** BEGIN Material supplied **
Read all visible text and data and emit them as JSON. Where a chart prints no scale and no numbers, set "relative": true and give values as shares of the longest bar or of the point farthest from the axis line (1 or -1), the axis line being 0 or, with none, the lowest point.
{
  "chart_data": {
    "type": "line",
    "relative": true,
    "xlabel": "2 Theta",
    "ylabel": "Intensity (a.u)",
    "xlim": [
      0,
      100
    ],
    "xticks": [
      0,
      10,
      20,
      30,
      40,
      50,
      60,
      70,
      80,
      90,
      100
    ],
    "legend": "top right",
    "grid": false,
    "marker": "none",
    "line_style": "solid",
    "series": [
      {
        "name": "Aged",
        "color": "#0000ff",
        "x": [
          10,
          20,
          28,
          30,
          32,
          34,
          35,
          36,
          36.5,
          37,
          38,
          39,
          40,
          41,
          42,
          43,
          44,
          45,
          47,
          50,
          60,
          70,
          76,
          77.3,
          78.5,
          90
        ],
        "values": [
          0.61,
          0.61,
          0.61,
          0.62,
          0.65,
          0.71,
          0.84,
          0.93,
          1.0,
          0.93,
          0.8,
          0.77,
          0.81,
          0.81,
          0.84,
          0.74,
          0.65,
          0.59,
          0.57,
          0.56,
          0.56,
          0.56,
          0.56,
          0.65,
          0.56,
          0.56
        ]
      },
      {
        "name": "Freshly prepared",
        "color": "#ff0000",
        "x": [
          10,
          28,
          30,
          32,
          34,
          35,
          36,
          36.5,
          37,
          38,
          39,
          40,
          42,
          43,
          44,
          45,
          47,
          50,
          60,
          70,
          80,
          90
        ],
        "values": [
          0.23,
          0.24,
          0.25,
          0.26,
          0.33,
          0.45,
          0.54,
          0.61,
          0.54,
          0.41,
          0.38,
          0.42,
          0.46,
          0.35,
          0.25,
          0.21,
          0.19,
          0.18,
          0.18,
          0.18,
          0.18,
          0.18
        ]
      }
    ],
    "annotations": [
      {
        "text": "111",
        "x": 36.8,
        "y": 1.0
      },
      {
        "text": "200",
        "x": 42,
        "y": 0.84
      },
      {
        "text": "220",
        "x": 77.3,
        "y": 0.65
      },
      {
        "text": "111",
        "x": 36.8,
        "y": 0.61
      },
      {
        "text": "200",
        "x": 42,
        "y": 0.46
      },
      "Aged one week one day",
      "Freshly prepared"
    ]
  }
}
** END Material supplied **
Written instruction -
Output the full listing without altering anything.

Full response -
Read all visible text and data and emit them as JSON. Where a chart prints no scale and no numbers, set "relative": true and give values as shares of the longest bar or of the point farthest from the axis line (1 or -1), the axis line being 0 or, with none, the lowest point.
{
  "chart_data": {
    "type": "line",
    "relative": true,
    "xlabel": "2 Theta",
    "ylabel": "Intensity (a.u)",
    "xlim": [
      0,
      100
    ],
    "xticks": [
      0,
      10,
      20,
      30,
      40,
      50,
      60,
      70,
      80,
      90,
      100
    ],
    "legend": "top right",
    "grid": false,
    "marker": "none",
    "line_style": "solid",
    "series": [
      {
        "name": "Aged",
        "color": "#0000ff",
        "x": [
          10,
          20,
          28,
          30,
          32,
          34,
          35,
          36,
          36.5,
          37,
          38,
          39,
          40,
          41,
          42,
          43,
          44,
          45,
          47,
          50,
          60,
          70,
          76,
          77.3,
          78.5,
          90
        ],
        "values": [
          0.61,
          0.61,
          0.61,
          0.62,
          0.65,
          0.71,
          0.84,
          0.93,
          1.0,
          0.93,
          0.8,
          0.77,
          0.81,
          0.81,
          0.84,
          0.74,
          0.65,
          0.59,
          0.57,
          0.56,
          0.56,
          0.56,
          0.56,
          0.65,
          0.56,
          0.56
        ]
      },
      {
        "name": "Freshly prepared",
        "color": "#ff0000",
        "x": [
          10,
          28,
          30,
          32,
          34,
          35,
          36,
          36.5,
          37,
          38,
          39,
          40,
          42,
          43,
          44,
          45,
          47,
          50,
          60,
          70,
          80,
          90
        ],
        "values": [
          0.23,
          0.24,
          0.25,
          0.26,
          0.33,
          0.45,
          0.54,
          0.61,
          0.54,
          0.41,
          0.38,
          0.42,
          0.46,
          0.35,
          0.25,
          0.21,
          0.19,
          0.18,
          0.18,
          0.18,
          0.18,
          0.18
        ]
      }
    ],
    "annotations": [
      {
        "text": "111",
        "x": 36.8,
        "y": 1.0
      },
      {
        "text": "200",
        "x": 42,
        "y": 0.84
      },
      {
        "text": "220",
        "x": 77.3,
        "y": 0.65
      },
      {
        "text": "111",
        "x": 36.8,
        "y": 0.61
      },
      {
        "text": "200",
        "x": 42,
        "y": 0.46
      },
      "Aged one week one day",
      "Freshly prepared"
    ]
  }
}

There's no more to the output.